##### LISTED RECORDS
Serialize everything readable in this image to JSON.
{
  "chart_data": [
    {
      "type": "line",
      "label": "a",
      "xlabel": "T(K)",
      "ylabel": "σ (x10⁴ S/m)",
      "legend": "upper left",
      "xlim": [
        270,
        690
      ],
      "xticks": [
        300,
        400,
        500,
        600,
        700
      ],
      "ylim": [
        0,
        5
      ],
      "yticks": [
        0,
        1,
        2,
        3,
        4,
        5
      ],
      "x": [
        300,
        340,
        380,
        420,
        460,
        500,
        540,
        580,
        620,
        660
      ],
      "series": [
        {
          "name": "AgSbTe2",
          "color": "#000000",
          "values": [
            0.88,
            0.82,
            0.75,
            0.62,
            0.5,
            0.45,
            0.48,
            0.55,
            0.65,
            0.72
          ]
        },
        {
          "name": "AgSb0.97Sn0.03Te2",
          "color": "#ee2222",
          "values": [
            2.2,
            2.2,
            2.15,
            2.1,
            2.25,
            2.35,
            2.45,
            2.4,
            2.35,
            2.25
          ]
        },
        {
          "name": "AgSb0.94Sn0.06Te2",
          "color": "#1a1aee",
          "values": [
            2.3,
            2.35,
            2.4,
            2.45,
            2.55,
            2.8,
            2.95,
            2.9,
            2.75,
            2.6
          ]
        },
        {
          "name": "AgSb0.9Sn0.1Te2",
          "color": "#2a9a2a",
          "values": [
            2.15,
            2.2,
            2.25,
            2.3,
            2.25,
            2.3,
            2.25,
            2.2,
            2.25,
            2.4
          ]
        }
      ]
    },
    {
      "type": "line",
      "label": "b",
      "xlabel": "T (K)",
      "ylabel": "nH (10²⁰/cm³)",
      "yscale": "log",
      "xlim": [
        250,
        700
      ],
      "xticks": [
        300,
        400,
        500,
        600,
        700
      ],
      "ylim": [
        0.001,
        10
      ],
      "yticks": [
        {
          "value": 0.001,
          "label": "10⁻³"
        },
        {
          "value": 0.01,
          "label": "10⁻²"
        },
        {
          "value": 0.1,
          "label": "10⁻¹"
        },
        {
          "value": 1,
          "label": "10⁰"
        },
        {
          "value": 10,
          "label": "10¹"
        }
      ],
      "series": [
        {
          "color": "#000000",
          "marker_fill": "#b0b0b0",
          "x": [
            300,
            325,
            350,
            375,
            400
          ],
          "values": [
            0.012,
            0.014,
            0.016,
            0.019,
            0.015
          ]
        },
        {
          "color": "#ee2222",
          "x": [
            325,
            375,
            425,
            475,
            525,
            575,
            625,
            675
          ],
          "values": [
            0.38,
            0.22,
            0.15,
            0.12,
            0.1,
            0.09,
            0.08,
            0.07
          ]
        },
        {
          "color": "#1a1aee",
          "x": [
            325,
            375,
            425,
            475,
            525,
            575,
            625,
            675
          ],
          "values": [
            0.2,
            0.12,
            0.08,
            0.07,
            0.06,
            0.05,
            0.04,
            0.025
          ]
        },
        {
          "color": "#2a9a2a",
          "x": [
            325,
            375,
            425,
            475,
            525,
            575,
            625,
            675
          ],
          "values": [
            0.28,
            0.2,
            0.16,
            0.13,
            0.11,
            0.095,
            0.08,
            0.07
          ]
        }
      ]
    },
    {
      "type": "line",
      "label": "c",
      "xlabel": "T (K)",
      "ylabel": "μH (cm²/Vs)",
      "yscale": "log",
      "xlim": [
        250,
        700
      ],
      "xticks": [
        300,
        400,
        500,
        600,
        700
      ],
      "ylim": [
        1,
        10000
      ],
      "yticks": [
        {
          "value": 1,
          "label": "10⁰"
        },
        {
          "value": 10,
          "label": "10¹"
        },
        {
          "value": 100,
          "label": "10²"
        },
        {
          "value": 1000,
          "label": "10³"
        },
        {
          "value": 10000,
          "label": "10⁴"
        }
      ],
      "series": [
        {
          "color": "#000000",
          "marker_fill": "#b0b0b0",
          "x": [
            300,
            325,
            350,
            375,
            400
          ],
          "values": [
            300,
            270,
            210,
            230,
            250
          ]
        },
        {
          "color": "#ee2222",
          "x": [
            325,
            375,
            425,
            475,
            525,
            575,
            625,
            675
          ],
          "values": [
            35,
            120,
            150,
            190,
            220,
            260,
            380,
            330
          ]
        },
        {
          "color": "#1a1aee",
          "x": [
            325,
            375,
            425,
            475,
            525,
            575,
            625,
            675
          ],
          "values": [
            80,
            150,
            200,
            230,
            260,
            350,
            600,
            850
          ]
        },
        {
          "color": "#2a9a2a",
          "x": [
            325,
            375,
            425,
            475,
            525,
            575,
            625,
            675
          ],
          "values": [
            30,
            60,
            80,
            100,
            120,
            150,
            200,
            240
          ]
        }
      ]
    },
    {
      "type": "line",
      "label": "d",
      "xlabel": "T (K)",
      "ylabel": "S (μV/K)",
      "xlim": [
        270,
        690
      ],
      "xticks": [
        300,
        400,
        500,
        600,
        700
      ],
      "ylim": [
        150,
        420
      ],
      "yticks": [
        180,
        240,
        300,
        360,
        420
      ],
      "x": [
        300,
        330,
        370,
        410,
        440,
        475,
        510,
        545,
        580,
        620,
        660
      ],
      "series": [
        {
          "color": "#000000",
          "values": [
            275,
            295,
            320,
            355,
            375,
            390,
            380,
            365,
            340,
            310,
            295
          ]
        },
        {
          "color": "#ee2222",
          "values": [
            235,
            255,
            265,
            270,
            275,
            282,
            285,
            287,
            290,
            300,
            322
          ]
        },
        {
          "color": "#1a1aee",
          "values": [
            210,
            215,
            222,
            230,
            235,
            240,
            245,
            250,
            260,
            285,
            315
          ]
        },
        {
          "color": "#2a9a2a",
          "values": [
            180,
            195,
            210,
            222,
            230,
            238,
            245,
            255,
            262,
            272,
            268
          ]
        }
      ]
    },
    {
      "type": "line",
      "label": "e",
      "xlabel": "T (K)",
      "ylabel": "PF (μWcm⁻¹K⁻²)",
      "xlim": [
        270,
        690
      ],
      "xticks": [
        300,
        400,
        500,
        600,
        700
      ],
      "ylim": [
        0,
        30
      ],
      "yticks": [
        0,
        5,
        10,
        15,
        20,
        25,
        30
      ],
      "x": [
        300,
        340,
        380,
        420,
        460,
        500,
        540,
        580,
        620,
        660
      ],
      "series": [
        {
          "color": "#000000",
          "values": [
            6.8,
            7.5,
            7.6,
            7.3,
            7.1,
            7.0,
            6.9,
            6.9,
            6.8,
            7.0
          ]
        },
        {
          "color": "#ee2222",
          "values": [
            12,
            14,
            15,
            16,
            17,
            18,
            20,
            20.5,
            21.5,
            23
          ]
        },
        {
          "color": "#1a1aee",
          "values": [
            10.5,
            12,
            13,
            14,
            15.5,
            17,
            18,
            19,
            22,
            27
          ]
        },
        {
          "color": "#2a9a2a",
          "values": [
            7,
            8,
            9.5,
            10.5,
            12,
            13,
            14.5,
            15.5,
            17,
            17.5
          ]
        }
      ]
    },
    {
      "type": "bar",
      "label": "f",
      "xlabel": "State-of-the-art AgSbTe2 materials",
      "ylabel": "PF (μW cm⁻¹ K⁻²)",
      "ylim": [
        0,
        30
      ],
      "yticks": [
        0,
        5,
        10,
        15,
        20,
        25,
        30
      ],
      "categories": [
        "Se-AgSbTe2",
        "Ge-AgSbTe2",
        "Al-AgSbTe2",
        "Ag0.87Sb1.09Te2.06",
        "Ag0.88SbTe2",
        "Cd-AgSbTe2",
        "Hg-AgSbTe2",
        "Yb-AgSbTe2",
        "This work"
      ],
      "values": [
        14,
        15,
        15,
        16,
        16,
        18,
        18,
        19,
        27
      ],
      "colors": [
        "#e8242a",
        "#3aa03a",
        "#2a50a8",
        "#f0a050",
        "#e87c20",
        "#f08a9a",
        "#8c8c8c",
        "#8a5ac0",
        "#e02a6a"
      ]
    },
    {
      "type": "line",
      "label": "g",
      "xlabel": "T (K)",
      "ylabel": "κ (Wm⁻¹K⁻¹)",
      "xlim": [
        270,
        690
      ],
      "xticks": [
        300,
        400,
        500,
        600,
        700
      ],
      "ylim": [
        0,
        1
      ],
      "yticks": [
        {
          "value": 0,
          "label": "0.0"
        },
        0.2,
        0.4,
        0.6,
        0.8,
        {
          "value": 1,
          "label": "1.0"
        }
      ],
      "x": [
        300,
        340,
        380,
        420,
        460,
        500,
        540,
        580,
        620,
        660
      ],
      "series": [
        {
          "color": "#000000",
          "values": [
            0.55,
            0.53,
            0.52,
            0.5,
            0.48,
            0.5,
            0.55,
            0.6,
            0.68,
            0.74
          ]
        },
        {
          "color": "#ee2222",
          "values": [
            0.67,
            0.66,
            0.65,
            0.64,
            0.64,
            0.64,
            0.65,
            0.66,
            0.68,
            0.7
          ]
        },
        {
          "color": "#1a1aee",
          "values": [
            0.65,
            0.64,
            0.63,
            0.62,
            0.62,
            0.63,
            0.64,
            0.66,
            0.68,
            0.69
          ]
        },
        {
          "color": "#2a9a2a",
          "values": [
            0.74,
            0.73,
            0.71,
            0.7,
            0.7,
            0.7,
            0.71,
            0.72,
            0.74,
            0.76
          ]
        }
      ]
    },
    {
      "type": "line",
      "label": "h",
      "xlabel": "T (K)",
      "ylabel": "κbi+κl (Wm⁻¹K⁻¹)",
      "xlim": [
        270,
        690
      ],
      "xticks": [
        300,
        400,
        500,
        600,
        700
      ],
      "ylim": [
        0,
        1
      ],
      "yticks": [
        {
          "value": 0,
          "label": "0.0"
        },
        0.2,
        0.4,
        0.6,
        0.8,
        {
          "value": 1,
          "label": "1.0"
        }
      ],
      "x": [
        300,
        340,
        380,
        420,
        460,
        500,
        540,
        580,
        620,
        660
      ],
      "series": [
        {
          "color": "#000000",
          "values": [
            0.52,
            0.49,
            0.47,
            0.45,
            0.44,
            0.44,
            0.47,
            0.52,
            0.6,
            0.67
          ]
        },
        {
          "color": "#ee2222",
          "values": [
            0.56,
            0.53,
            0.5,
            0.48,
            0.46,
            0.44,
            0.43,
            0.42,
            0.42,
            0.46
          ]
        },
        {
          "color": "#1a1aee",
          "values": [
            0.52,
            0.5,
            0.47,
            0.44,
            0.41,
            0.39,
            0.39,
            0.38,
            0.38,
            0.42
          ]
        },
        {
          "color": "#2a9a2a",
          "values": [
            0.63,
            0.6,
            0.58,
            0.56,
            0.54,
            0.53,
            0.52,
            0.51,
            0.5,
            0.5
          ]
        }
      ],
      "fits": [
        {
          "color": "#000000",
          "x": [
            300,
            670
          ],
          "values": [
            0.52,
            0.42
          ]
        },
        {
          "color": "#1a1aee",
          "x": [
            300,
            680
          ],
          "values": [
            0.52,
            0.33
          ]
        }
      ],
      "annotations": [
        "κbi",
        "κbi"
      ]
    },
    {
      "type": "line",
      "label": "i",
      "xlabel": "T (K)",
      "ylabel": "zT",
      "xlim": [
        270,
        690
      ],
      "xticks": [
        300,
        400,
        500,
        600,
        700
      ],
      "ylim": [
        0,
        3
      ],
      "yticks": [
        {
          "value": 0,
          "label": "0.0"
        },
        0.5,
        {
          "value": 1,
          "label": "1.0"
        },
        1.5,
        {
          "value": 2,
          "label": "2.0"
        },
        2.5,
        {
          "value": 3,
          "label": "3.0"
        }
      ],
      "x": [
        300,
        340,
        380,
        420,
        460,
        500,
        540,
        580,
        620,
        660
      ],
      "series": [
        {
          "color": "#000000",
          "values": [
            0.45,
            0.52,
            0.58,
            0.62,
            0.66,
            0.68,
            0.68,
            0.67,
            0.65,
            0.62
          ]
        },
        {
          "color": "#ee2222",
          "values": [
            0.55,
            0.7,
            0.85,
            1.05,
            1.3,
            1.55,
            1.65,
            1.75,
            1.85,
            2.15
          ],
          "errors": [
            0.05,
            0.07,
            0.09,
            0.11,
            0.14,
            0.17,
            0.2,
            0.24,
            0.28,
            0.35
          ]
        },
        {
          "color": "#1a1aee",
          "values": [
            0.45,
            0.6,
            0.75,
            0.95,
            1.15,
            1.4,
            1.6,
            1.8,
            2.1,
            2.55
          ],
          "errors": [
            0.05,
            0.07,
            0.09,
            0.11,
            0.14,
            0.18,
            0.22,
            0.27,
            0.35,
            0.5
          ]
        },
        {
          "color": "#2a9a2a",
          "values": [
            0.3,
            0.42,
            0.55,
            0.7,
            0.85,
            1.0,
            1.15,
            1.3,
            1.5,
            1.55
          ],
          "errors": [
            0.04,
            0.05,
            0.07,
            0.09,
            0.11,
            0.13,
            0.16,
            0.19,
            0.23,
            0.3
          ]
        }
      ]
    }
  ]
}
##########
INSTRUCTIONS FOR THE TASK —
List each line of the records that holds the string "ylabel".

TASK ANSWER —
      "ylabel": "σ (x10⁴ S/m)",
      "ylabel": "nH (10²⁰/cm³)",
      "ylabel": "μH (cm²/Vs)",
      "ylabel": "S (μV/K)",
      "ylabel": "PF (μWcm⁻¹K⁻²)",
      "ylabel": "PF (μW cm⁻¹ K⁻²)",
      "ylabel": "κ (Wm⁻¹K⁻¹)",
      "ylabel": "κbi+κl (Wm⁻¹K⁻¹)",
      "ylabel": "zT",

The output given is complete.